INSTRUCTIONS TO FOLLOW: Show every line containing "consommation" by copying it.

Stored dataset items

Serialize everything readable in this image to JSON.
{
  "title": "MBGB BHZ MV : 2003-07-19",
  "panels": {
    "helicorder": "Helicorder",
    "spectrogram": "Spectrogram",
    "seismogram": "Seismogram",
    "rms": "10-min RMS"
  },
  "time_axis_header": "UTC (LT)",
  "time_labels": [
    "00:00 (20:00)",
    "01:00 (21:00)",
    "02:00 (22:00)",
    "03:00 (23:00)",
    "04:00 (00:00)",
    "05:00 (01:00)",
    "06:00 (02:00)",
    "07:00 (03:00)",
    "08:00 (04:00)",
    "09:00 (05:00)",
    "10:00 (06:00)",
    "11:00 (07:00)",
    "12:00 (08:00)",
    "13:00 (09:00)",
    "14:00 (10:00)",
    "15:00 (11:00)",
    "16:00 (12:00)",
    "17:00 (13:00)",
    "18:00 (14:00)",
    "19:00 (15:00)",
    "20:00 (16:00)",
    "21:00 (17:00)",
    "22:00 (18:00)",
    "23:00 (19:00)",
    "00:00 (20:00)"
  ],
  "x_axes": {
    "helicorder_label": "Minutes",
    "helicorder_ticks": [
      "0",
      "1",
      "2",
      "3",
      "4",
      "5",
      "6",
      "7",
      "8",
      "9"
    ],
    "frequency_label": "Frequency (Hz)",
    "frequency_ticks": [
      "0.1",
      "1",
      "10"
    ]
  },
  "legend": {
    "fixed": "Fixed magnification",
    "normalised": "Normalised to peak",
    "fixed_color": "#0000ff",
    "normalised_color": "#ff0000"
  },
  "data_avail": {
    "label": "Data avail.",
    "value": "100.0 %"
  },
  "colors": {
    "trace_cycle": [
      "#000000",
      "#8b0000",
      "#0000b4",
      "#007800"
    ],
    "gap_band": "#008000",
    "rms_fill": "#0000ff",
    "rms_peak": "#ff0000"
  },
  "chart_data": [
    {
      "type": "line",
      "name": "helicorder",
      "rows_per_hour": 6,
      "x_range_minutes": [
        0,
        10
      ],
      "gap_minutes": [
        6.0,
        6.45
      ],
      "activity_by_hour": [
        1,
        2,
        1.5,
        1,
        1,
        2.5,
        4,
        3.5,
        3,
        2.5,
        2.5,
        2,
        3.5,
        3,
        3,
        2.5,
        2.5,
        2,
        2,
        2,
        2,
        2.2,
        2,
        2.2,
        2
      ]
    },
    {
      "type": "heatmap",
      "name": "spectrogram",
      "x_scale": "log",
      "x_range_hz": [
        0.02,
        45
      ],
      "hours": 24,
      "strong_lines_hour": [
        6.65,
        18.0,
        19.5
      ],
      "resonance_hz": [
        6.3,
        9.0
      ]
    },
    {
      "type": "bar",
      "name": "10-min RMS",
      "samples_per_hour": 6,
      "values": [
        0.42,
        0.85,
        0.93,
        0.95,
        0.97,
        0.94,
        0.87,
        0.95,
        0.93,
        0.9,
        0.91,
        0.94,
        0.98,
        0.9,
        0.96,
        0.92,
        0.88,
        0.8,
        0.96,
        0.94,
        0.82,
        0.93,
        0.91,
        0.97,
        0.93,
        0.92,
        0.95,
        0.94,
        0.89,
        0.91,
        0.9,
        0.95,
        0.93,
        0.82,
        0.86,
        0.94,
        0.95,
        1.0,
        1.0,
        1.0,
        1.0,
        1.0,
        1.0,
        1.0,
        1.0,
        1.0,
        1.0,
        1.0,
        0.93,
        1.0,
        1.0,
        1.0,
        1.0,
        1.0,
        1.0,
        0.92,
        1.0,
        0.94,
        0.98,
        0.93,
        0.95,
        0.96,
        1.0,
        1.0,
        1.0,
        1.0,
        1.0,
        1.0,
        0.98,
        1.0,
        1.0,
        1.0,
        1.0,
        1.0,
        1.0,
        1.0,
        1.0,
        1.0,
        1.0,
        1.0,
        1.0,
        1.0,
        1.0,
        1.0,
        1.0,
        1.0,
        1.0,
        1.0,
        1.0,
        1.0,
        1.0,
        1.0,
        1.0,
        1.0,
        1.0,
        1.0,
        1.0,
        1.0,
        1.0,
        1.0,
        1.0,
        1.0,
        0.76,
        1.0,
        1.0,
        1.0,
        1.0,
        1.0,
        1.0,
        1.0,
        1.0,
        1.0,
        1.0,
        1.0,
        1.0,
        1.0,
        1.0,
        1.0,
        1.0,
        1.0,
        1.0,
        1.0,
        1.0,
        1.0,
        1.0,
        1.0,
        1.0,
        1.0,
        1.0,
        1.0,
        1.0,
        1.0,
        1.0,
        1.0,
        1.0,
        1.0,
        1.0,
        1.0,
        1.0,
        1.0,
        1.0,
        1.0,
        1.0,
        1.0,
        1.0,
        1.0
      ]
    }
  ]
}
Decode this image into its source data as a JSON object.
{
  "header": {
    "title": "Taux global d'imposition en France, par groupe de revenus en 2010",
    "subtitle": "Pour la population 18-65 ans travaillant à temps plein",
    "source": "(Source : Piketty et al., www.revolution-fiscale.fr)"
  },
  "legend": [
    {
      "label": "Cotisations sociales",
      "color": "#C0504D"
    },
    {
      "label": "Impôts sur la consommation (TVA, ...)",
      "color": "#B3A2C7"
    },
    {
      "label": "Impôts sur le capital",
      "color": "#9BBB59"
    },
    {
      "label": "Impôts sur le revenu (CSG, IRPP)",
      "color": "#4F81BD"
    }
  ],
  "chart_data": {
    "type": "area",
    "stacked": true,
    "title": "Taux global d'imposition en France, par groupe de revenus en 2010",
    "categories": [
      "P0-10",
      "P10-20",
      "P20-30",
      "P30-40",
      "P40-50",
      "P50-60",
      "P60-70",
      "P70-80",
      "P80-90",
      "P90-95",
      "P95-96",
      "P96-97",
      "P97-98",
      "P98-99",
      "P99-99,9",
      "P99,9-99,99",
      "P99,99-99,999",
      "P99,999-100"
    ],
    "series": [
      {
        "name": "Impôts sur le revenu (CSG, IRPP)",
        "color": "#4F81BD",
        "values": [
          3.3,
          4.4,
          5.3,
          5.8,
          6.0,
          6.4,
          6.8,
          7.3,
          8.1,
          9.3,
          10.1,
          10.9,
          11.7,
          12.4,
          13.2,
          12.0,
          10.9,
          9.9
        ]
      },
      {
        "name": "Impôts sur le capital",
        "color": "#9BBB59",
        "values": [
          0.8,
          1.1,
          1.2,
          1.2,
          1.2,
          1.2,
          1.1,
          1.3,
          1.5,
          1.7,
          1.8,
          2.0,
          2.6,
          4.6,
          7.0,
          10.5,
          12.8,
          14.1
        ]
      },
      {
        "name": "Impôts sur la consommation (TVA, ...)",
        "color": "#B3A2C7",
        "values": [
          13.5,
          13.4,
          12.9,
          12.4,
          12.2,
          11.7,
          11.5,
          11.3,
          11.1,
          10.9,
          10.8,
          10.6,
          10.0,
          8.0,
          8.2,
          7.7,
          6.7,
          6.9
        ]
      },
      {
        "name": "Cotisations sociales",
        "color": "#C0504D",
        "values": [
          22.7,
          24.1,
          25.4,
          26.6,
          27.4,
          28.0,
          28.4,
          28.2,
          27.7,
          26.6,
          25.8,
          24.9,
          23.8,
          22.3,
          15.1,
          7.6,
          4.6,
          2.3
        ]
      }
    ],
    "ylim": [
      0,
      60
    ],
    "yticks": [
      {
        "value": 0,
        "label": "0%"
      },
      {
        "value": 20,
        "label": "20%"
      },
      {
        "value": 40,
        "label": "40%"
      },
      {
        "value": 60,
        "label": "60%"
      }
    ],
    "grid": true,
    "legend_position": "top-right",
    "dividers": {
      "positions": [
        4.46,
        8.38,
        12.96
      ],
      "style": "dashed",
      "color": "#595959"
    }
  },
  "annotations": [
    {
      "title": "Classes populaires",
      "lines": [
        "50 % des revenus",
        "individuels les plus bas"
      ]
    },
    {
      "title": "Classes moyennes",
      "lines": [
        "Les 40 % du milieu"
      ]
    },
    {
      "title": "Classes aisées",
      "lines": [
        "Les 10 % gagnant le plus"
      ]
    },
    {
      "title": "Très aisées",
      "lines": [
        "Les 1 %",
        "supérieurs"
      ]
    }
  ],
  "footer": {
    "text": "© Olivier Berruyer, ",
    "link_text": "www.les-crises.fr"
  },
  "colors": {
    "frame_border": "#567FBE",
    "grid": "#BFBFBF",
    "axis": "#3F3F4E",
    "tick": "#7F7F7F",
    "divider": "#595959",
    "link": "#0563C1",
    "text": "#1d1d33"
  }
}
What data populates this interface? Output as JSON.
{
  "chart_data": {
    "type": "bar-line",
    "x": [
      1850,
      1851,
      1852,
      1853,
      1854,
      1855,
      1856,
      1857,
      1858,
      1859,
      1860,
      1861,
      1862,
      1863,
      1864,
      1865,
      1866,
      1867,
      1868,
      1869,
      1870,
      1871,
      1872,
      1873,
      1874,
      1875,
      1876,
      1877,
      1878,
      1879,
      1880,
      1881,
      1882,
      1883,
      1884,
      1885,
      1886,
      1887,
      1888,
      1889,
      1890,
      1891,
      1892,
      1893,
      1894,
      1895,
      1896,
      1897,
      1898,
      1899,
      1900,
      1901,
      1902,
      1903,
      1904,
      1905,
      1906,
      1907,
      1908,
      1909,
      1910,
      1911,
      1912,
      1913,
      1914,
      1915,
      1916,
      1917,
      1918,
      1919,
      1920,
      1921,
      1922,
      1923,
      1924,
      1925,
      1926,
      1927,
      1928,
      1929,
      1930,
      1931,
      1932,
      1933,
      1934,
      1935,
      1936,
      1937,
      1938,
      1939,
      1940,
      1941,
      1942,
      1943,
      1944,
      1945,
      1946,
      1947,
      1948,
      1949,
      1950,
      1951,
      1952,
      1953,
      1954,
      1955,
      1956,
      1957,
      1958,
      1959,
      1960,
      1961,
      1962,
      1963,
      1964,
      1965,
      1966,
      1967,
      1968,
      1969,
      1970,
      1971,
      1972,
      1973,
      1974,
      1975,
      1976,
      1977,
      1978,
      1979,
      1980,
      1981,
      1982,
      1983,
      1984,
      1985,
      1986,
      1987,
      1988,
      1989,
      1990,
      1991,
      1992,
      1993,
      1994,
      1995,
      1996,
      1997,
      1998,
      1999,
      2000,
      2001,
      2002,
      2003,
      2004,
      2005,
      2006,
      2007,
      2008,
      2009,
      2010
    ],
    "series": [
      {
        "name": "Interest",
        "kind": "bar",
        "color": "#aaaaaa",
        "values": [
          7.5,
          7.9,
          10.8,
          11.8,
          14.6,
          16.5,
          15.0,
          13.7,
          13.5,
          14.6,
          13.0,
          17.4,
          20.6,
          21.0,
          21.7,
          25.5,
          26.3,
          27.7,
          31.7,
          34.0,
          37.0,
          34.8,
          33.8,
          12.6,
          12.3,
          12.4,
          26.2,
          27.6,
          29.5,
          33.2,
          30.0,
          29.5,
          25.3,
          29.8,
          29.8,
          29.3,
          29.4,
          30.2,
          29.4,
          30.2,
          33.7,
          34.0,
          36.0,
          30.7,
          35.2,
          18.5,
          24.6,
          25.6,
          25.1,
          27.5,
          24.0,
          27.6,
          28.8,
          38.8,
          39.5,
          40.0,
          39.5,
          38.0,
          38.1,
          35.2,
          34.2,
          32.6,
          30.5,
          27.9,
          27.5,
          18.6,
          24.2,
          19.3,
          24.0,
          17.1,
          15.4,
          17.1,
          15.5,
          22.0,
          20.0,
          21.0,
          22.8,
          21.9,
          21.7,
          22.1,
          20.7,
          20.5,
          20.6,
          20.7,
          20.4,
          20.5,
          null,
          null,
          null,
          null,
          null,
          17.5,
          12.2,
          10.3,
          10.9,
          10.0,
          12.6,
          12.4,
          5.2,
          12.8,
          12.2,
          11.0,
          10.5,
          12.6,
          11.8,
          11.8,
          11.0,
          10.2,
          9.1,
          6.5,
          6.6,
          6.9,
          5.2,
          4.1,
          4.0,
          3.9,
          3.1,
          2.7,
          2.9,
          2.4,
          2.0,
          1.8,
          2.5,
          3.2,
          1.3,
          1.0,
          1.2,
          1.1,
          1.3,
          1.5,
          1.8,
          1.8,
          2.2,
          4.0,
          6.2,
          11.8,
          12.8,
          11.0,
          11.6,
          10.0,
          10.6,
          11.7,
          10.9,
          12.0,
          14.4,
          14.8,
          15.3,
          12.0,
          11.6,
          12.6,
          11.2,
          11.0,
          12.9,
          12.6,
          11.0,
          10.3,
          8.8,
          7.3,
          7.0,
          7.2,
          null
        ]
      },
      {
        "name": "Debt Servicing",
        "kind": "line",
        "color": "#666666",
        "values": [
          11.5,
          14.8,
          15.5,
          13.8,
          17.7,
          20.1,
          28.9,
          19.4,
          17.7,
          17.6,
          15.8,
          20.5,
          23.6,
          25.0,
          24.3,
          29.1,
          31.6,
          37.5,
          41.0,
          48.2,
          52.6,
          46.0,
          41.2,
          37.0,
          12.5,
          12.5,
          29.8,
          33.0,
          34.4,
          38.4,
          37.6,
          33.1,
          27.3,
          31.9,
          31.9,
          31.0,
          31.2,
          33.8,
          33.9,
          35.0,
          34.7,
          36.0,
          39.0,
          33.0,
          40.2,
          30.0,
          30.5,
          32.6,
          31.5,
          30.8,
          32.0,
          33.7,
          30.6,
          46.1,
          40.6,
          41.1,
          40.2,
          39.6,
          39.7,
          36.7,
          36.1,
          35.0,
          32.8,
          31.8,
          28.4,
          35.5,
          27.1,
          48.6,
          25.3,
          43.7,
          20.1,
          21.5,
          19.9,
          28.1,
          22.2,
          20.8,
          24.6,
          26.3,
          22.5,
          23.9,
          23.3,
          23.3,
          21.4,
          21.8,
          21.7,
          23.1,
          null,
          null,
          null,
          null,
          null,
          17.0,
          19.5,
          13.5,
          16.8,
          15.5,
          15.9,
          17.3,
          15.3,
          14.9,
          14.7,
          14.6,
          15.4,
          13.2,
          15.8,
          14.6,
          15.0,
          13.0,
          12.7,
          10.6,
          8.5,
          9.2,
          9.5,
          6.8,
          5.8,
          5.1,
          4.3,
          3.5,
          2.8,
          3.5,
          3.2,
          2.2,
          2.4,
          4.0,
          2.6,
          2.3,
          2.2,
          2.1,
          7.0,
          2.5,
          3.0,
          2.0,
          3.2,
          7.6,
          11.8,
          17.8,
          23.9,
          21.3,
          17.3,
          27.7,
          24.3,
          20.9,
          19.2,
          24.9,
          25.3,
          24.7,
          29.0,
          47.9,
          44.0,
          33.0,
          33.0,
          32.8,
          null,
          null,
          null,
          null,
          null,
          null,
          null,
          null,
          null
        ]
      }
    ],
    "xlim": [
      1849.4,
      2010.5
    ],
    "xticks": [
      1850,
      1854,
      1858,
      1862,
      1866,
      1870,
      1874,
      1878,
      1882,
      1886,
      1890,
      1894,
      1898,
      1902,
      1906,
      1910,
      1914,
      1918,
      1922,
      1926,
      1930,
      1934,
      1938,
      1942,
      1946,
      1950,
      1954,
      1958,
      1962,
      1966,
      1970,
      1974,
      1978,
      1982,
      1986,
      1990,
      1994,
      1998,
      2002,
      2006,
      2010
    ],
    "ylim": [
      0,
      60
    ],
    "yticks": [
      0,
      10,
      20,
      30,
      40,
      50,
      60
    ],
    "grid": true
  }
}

RESPONSE TO THE EXERCISE:
      "label": "Impôts sur la consommation (TVA, ...)",
        "name": "Impôts sur la consommation (TVA, ...)",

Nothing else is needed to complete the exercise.